Pull out all lines from the listing below in which the word "Genus" appears.

[Source records]
——

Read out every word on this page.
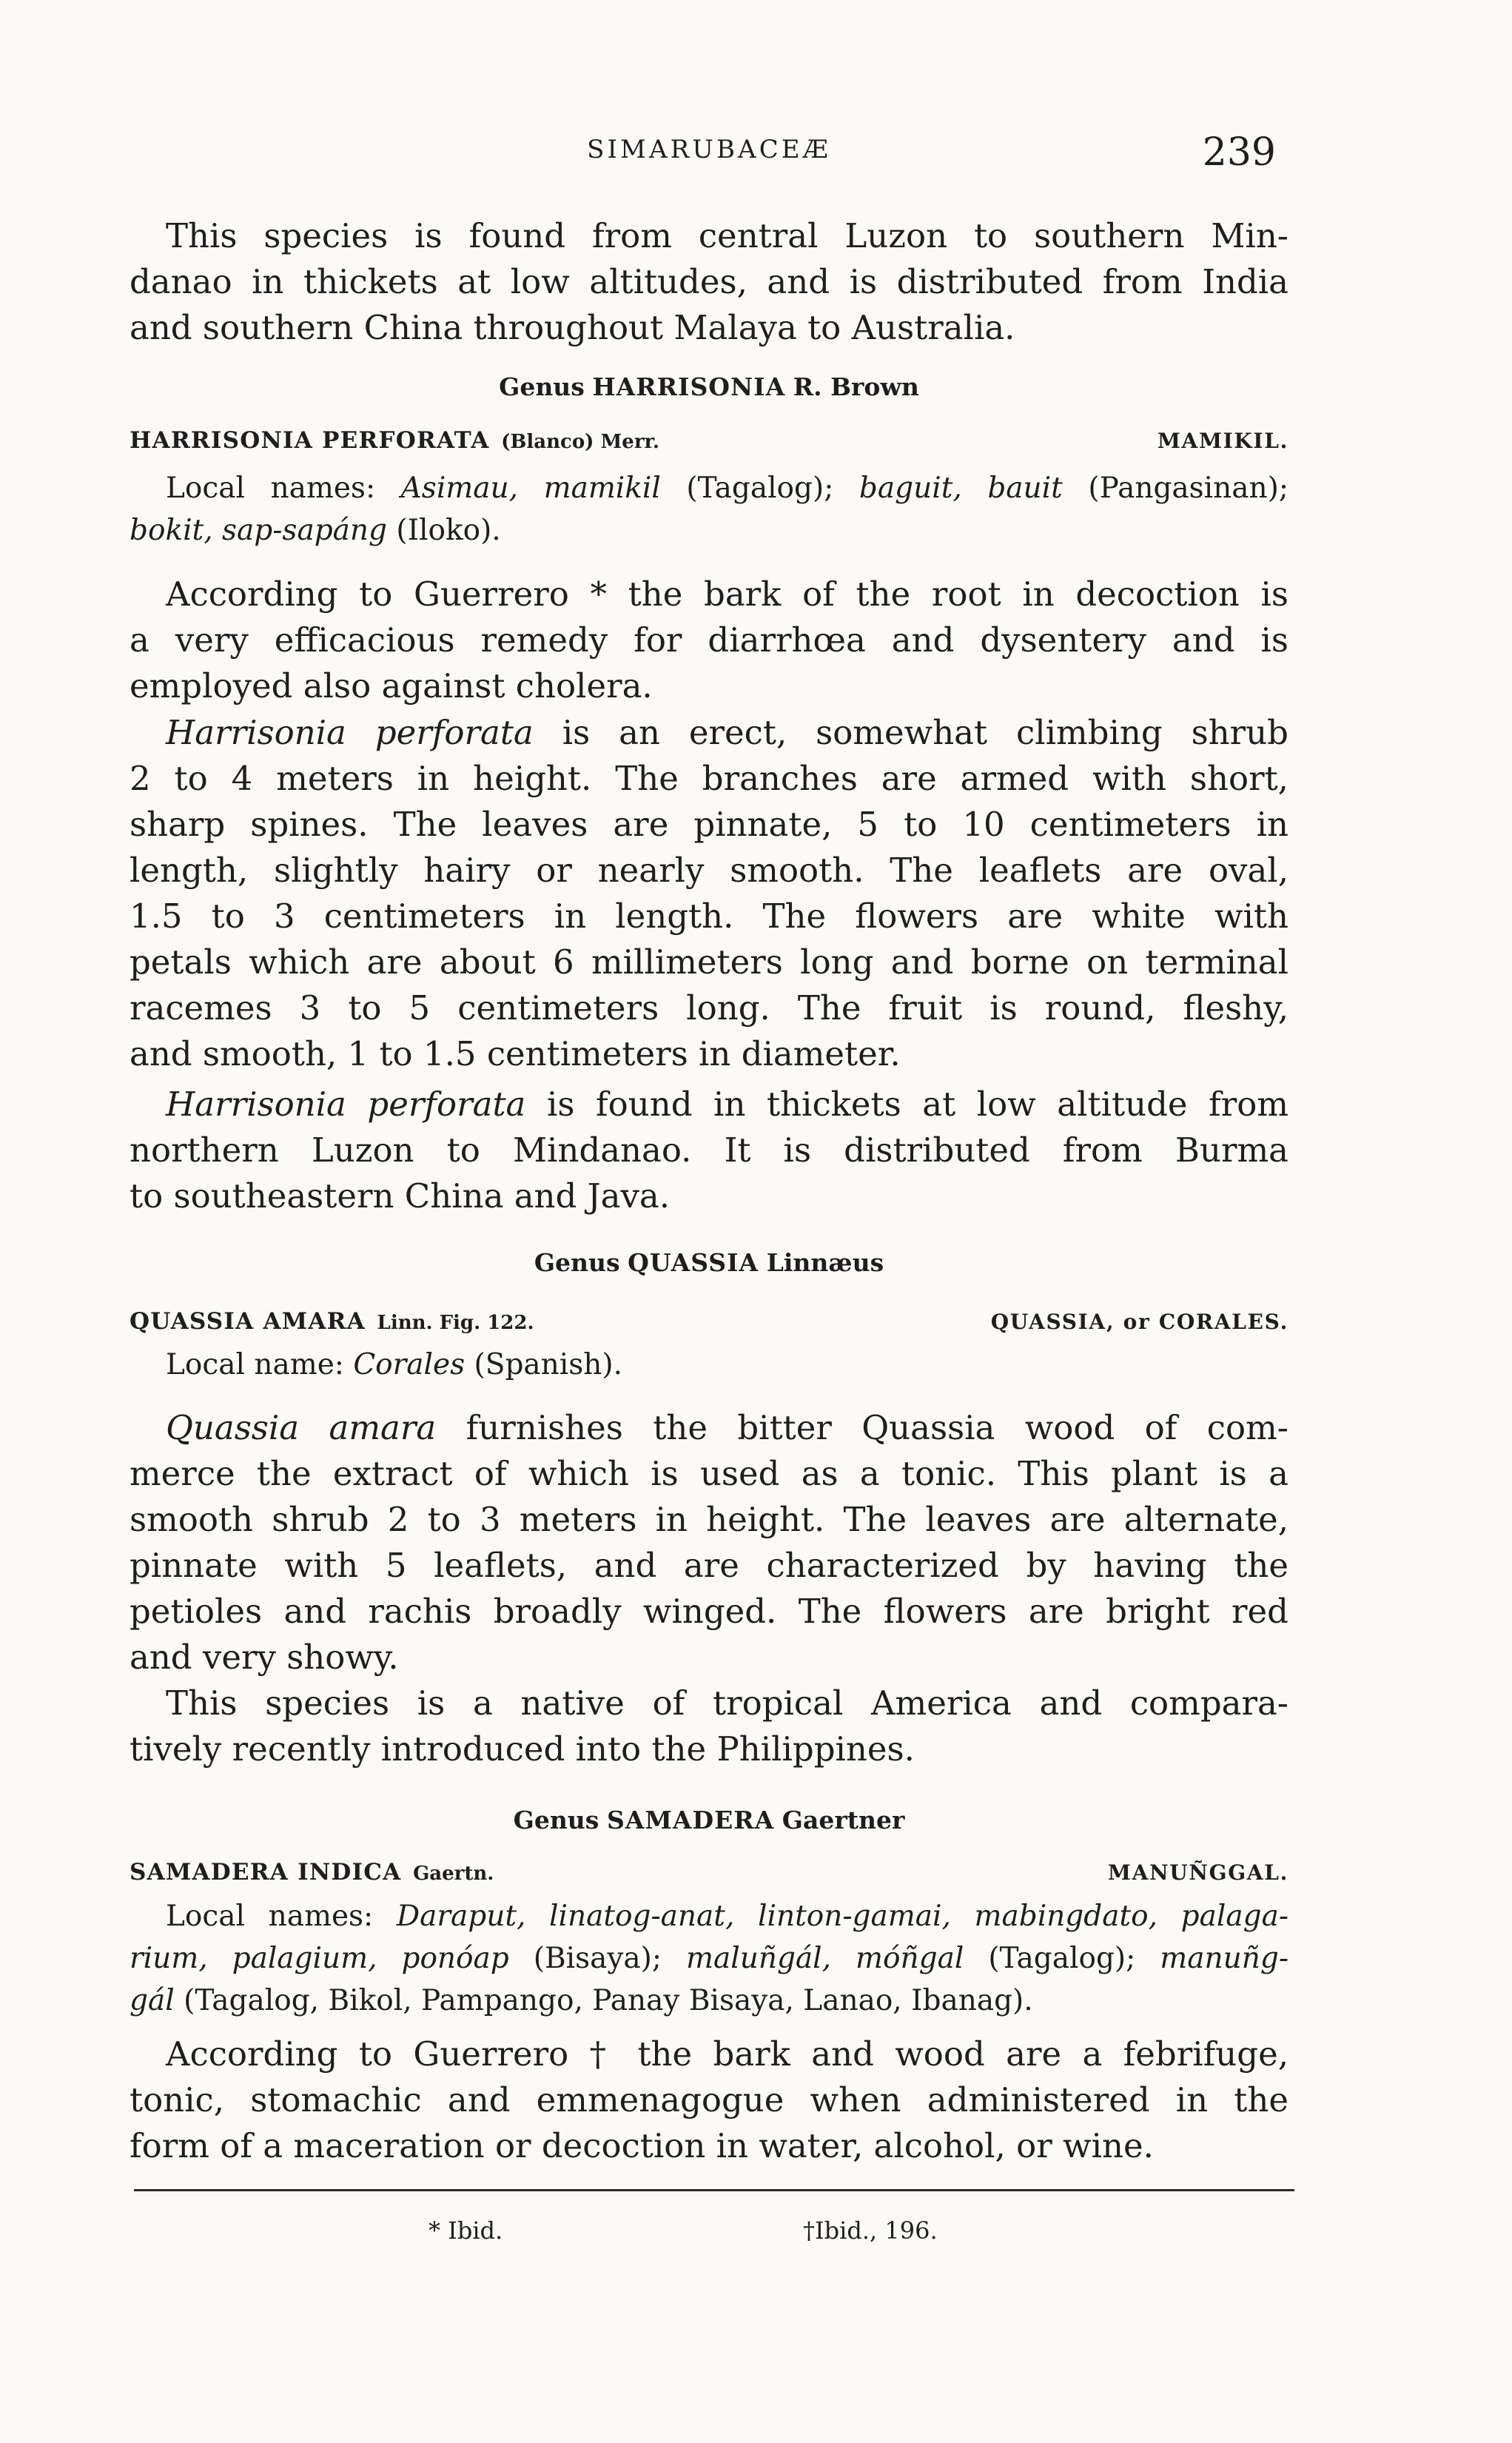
SIMARUBACEÆ	239
This species is found from central Luzon to southern Min-
danao in thickets at low altitudes, and is distributed from India
and southern China throughout Malaya to Australia.
Genus HARRISONIA R. Brown
HARRISONIA PERFORATA (Blanco) Merr.	MAMIKIL.
Local names: Asimau, mamikil (Tagalog); baguit, bauit (Pangasinan);
bokit, sap-sapáng (Iloko).
According to Guerrero * the bark of the root in decoction is
a very efficacious remedy for diarrhœa and dysentery and is
employed also against cholera.
Harrisonia perforata is an erect, somewhat climbing shrub
2 to 4 meters in height. The branches are armed with short,
sharp spines. The leaves are pinnate, 5 to 10 centimeters in
length, slightly hairy or nearly smooth. The leaflets are oval,
1.5 to 3 centimeters in length. The flowers are white with
petals which are about 6 millimeters long and borne on terminal
racemes 3 to 5 centimeters long. The fruit is round, fleshy,
and smooth, 1 to 1.5 centimeters in diameter.
Harrisonia perforata is found in thickets at low altitude from
northern Luzon to Mindanao. It is distributed from Burma
to southeastern China and Java.
Genus QUASSIA Linnæus
QUASSIA AMARA Linn. Fig. 122.	QUASSIA, or CORALES.
Local name: Corales (Spanish).
Quassia amara furnishes the bitter Quassia wood of com-
merce the extract of which is used as a tonic. This plant is a
smooth shrub 2 to 3 meters in height. The leaves are alternate,
pinnate with 5 leaflets, and are characterized by having the
petioles and rachis broadly winged. The flowers are bright red
and very showy.
This species is a native of tropical America and compara-
tively recently introduced into the Philippines.
Genus SAMADERA Gaertner
SAMADERA INDICA Gaertn.	MANUÑGGAL.
Local names: Daraput, linatog-anat, linton-gamai, mabingdato, palaga-
rium, palagium, ponóap (Bisaya); maluñgál, móñgal (Tagalog); manuñg-
gál (Tagalog, Bikol, Pampango, Panay Bisaya, Lanao, Ibanag).
According to Guerrero † the bark and wood are a febrifuge,
tonic, stomachic and emmenagogue when administered in the
form of a maceration or decoction in water, alcohol, or wine.
* Ibid.	†Ibid., 196.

——

### Answer to this problem
Genus HARRISONIA R. Brown
Genus QUASSIA Linnæus
Genus SAMADERA Gaertner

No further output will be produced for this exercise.